[Collected data entries]
##########

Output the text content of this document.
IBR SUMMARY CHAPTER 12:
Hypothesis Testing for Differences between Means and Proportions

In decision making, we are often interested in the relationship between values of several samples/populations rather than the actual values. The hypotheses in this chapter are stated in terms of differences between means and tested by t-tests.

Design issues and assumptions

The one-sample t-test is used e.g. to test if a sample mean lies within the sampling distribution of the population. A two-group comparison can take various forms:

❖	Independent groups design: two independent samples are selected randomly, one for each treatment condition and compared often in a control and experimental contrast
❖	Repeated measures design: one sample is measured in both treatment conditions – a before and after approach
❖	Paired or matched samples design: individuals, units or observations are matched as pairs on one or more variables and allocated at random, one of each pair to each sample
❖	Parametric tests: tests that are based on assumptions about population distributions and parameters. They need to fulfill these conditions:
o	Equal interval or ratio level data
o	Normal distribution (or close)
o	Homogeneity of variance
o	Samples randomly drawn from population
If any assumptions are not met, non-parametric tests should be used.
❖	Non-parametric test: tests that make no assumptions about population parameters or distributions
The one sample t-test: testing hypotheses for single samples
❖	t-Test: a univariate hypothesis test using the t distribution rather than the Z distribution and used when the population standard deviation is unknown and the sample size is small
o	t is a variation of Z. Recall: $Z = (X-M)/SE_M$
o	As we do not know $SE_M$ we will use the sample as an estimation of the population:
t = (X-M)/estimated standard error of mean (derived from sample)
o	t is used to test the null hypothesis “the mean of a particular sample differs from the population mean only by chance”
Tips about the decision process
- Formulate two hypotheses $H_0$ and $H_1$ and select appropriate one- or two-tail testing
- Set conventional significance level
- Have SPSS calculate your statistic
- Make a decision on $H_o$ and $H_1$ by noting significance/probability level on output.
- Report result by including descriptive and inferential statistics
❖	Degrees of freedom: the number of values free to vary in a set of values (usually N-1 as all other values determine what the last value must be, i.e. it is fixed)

##########

**Aim of the task:**
Pick out every line above that holds the word "tests" and copy it.

**Expected output:**
In decision making, we are often interested in the relationship between values of several samples/populations rather than the actual values. The hypotheses in this chapter are stated in terms of differences between means and tested by t-tests.
❖	Parametric tests: tests that are based on assumptions about population distributions and parameters. They need to fulfill these conditions:
If any assumptions are not met, non-parametric tests should be used.
❖	Non-parametric test: tests that make no assumptions about population parameters or distributions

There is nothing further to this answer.